WHAT YOU ARE ASKED TO DO: Update all the lines of data below by changing every "heatmap-cell" to "heatmap-tile" and leaving everything else as it is. Leave the pictures out of your answer.

(Lines of data)

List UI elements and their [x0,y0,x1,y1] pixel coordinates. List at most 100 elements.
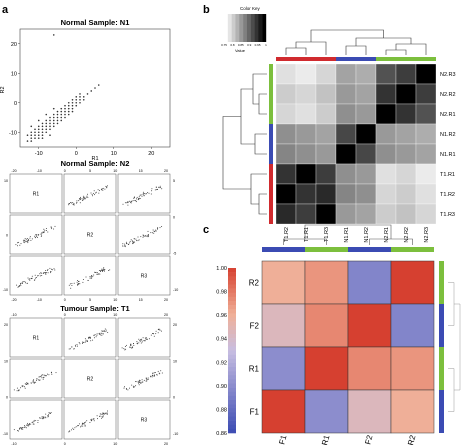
data-point [38,376,40,378]
data-point [82,99,85,101]
x-tick-label: 20 [148,151,154,157]
data-point [55,372,57,374]
column-label: N1.R1 [344,227,350,243]
data-point [150,232,152,234]
data-point [140,342,142,344]
data-point [46,272,48,274]
y-tick-label: 20 [11,42,17,48]
data-point [89,276,91,278]
data-point [37,134,40,136]
data-point [87,196,89,198]
data-point [26,424,27,426]
data-point [44,229,46,231]
data-point [96,334,98,336]
data-point [35,234,37,235]
data-point [154,189,156,191]
data-point [141,379,143,381]
data-point [47,416,49,418]
colorbar-swatch [228,296,236,302]
colorbar-swatch [228,301,236,306]
row-group-segment [269,104,273,124]
data-point [94,87,96,89]
data-point [27,238,29,240]
data-point [45,131,48,134]
data-point [73,204,75,206]
heatmap-cell [395,103,417,125]
panel-label-b: b [203,4,210,16]
row-label: N1.R2 [440,132,456,138]
data-point [71,99,74,101]
data-point [69,283,71,285]
data-point [129,200,131,202]
diagonal-label: R1 [33,336,40,342]
data-point [77,280,79,281]
y-axis-label: R2 [0,86,6,93]
data-point [89,277,91,279]
data-point [31,275,33,277]
data-point [18,241,20,243]
data-point [83,196,85,198]
data-point [101,330,103,332]
data-point [52,119,55,122]
data-point [94,334,96,336]
data-point [67,101,70,104]
column-group-segment [376,57,396,61]
column-labels: T1.R2 T1.R1 T1.R3 N1.R1 N1.R2 N2.R1 N2.R2 N2.R3 [284,227,430,243]
heatmap-cell [335,63,357,85]
data-point [87,193,88,195]
data-point [30,382,32,384]
data-point [64,110,66,113]
data-point [78,425,79,427]
data-point [103,267,105,269]
data-point [89,336,91,338]
column-group-segment [348,247,391,252]
data-point [75,104,78,107]
color-key-tick: 0.95 [255,43,261,47]
data-point [143,340,145,342]
column-group-segment [262,247,305,252]
heatmap-cell [335,163,357,185]
data-point [150,193,152,195]
data-point [79,283,81,285]
data-point [91,276,92,278]
data-point [125,344,127,346]
data-point [76,200,78,202]
data-point [85,276,87,278]
data-point [45,228,47,229]
color-key-tick: 0.75 [221,43,227,47]
data-point [142,337,144,339]
data-point [129,387,130,389]
heatmap-cell [375,143,397,165]
data-point [124,349,126,351]
data-point [101,332,103,334]
data-point [124,386,125,388]
data-point [28,240,30,242]
colorbar-tick-label: 0.86 [216,431,227,437]
data-point [124,202,126,204]
data-point [124,346,126,347]
row-group-segment [439,347,444,390]
row-group-segment [269,144,273,164]
data-point [97,274,99,275]
heatmap-cell [295,63,317,85]
data-point [99,190,100,192]
data-point [42,416,44,418]
data-point [29,237,31,239]
data-point [69,430,71,432]
data-point [50,272,52,274]
data-point [103,330,105,332]
data-point [56,119,59,122]
data-point [22,386,24,388]
data-point [60,119,63,122]
x-axis-label: R1 [91,156,98,162]
column-group-segment [305,247,348,252]
data-point [39,273,41,275]
data-point [64,113,66,116]
heatmap-cell [375,183,397,205]
column-label: R2 [406,434,417,445]
data-point [102,189,104,191]
data-point [79,202,81,204]
data-point [42,231,44,233]
heatmap-cell [415,183,437,205]
data-point [122,245,123,247]
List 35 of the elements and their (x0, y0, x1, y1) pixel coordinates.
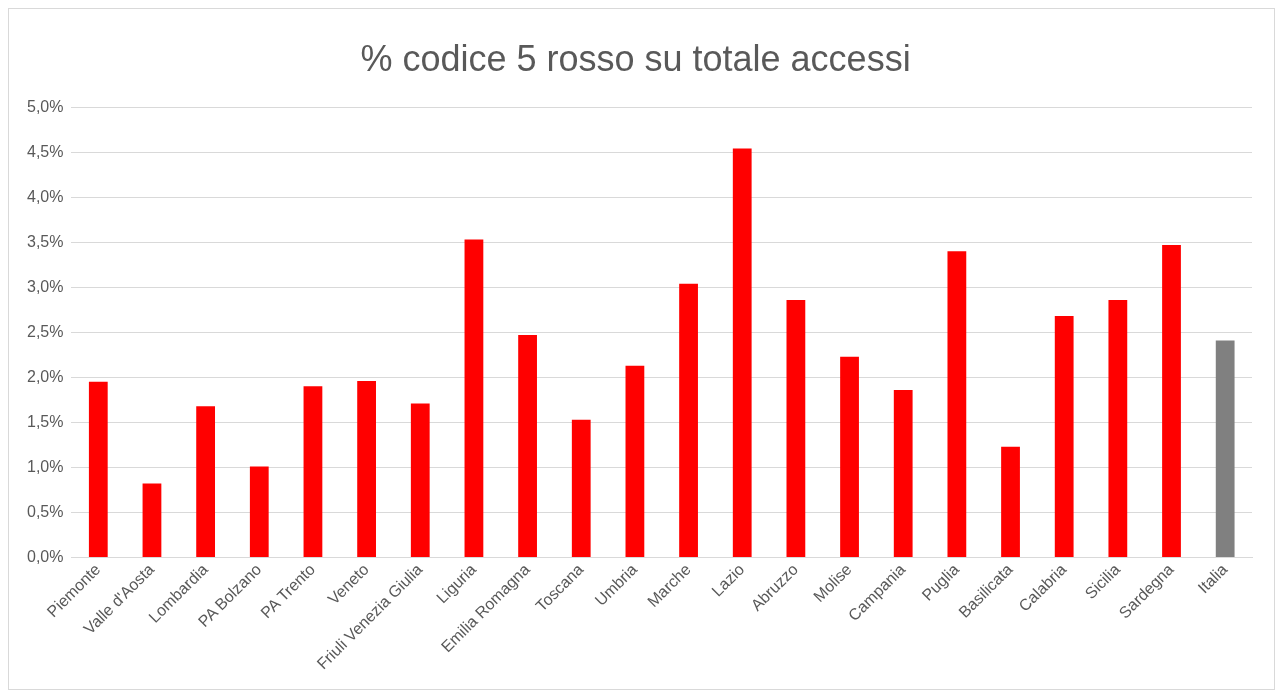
y-tick-label: 0,0% (27, 547, 64, 565)
y-tick-label: 4,0% (27, 187, 64, 205)
y-tick-label: 4,5% (27, 142, 64, 160)
bar (1108, 299, 1128, 557)
chart-title: % codice 5 rosso su totale accessi (360, 37, 911, 79)
x-tick-label: Italia (1194, 560, 1231, 597)
y-tick-label: 0,5% (27, 502, 64, 520)
bar (625, 365, 645, 557)
bar (840, 356, 859, 557)
y-tick-label: 2,0% (27, 367, 64, 385)
y-tick-label: 3,0% (27, 277, 64, 295)
bar (518, 335, 537, 557)
bar (679, 283, 698, 557)
bar (786, 299, 806, 557)
bar (88, 381, 108, 557)
bar (464, 239, 484, 557)
bar (196, 406, 216, 557)
bar (732, 148, 752, 557)
bar (1001, 446, 1020, 557)
y-tick-label: 2,5% (27, 322, 64, 340)
bar (410, 403, 430, 557)
y-tick-label: 3,5% (27, 232, 64, 250)
y-tick-label: 1,5% (27, 412, 64, 430)
bar (249, 466, 269, 557)
bar (357, 380, 376, 557)
bar (1054, 316, 1074, 557)
bar (893, 389, 913, 557)
y-tick-label: 5,0% (27, 97, 64, 115)
bar (1162, 244, 1181, 557)
bar (303, 386, 323, 557)
bar (571, 419, 591, 557)
bar (142, 483, 162, 557)
bar (1215, 340, 1235, 557)
bar (947, 251, 967, 557)
y-tick-label: 1,0% (27, 457, 64, 475)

SOLUTION:
List UI elements and their [x0,y0,x1,y1] pixel coordinates. List at most 100 elements.
data-point [38,376,40,378]
data-point [82,99,85,101]
x-tick-label: 20 [148,151,154,157]
data-point [55,372,57,374]
column-label: N1.R1 [344,227,350,243]
data-point [150,232,152,234]
data-point [140,342,142,344]
data-point [46,272,48,274]
y-tick-label: 20 [11,42,17,48]
data-point [89,276,91,278]
data-point [37,134,40,136]
data-point [87,196,89,198]
data-point [26,424,27,426]
data-point [44,229,46,231]
data-point [96,334,98,336]
data-point [35,234,37,235]
data-point [154,189,156,191]
data-point [141,379,143,381]
data-point [47,416,49,418]
colorbar-swatch [228,296,236,302]
colorbar-swatch [228,301,236,306]
row-group-segment [269,104,273,124]
data-point [94,87,96,89]
data-point [27,238,29,240]
data-point [45,131,48,134]
data-point [73,204,75,206]
heatmap-tile [395,103,417,125]
panel-label-b: b [203,4,210,16]
row-label: N1.R2 [440,132,456,138]
data-point [71,99,74,101]
data-point [69,283,71,285]
data-point [129,200,131,202]
diagonal-label: R1 [33,336,40,342]
data-point [77,280,79,281]
y-axis-label: R2 [0,86,6,93]
data-point [89,277,91,279]
data-point [31,275,33,277]
data-point [18,241,20,243]
data-point [83,196,85,198]
data-point [101,330,103,332]
data-point [52,119,55,122]
data-point [94,334,96,336]
data-point [67,101,70,104]
column-group-segment [376,57,396,61]
column-labels: T1.R2 T1.R1 T1.R3 N1.R1 N1.R2 N2.R1 N2.R2 N2.R3 [284,227,430,243]
heatmap-tile [335,63,357,85]
data-point [87,193,88,195]
data-point [30,382,32,384]
data-point [64,110,66,113]
data-point [78,425,79,427]
data-point [103,267,105,269]
data-point [89,336,91,338]
column-group-segment [348,247,391,252]
data-point [75,104,78,107]
color-key-tick: 0.95 [255,43,261,47]
data-point [143,340,145,342]
column-group-segment [262,247,305,252]
heatmap-tile [335,163,357,185]
data-point [150,193,152,195]
data-point [79,283,81,285]
data-point [91,276,92,278]
data-point [125,344,127,346]
data-point [76,200,78,202]
data-point [85,276,87,278]
data-point [45,228,47,229]
color-key-tick: 0.75 [221,43,227,47]
data-point [142,337,144,339]
data-point [129,387,130,389]
heatmap-tile [375,143,397,165]
data-point [124,349,126,351]
data-point [101,332,103,334]
data-point [124,386,125,388]
data-point [28,240,30,242]
colorbar-tick-label: 0.86 [216,431,227,437]
data-point [124,202,126,204]
data-point [124,346,126,347]
row-group-segment [439,347,444,390]
row-group-segment [269,144,273,164]
data-point [97,274,99,275]
heatmap-tile [295,63,317,85]
data-point [99,190,100,192]
data-point [42,416,44,418]
data-point [29,237,31,239]
data-point [69,430,71,432]
data-point [50,272,52,274]
data-point [103,330,105,332]
data-point [56,119,59,122]
data-point [22,386,24,388]
data-point [60,119,63,122]
x-axis-label: R1 [91,156,98,162]
column-group-segment [305,247,348,252]
data-point [39,273,41,275]
data-point [64,113,66,116]
heatmap-tile [375,183,397,205]
column-label: R2 [406,434,417,445]
data-point [102,189,104,191]
data-point [79,202,81,204]
data-point [42,231,44,233]
heatmap-tile [415,183,437,205]
data-point [122,245,123,247]
List 35 of the elements and their (x0, y0, x1, y1) pixel coordinates.
y-tick-label: 0,0% (27, 547, 64, 565)
y-tick-label: 4,0% (27, 187, 64, 205)
y-tick-label: 4,5% (27, 142, 64, 160)
bar (1108, 299, 1128, 557)
chart-title: % codice 5 rosso su totale accessi (360, 37, 911, 79)
x-tick-label: Italia (1194, 560, 1231, 597)
y-tick-label: 0,5% (27, 502, 64, 520)
bar (625, 365, 645, 557)
bar (840, 356, 859, 557)
y-tick-label: 2,0% (27, 367, 64, 385)
y-tick-label: 3,0% (27, 277, 64, 295)
bar (518, 335, 537, 557)
bar (679, 283, 698, 557)
bar (786, 299, 806, 557)
bar (88, 381, 108, 557)
bar (464, 239, 484, 557)
bar (196, 406, 216, 557)
bar (732, 148, 752, 557)
bar (1001, 446, 1020, 557)
y-tick-label: 2,5% (27, 322, 64, 340)
bar (410, 403, 430, 557)
y-tick-label: 3,5% (27, 232, 64, 250)
y-tick-label: 1,5% (27, 412, 64, 430)
bar (249, 466, 269, 557)
bar (357, 380, 376, 557)
bar (1054, 316, 1074, 557)
bar (893, 389, 913, 557)
y-tick-label: 5,0% (27, 97, 64, 115)
bar (1162, 244, 1181, 557)
bar (303, 386, 323, 557)
bar (571, 419, 591, 557)
bar (142, 483, 162, 557)
bar (1215, 340, 1235, 557)
bar (947, 251, 967, 557)
y-tick-label: 1,0% (27, 457, 64, 475)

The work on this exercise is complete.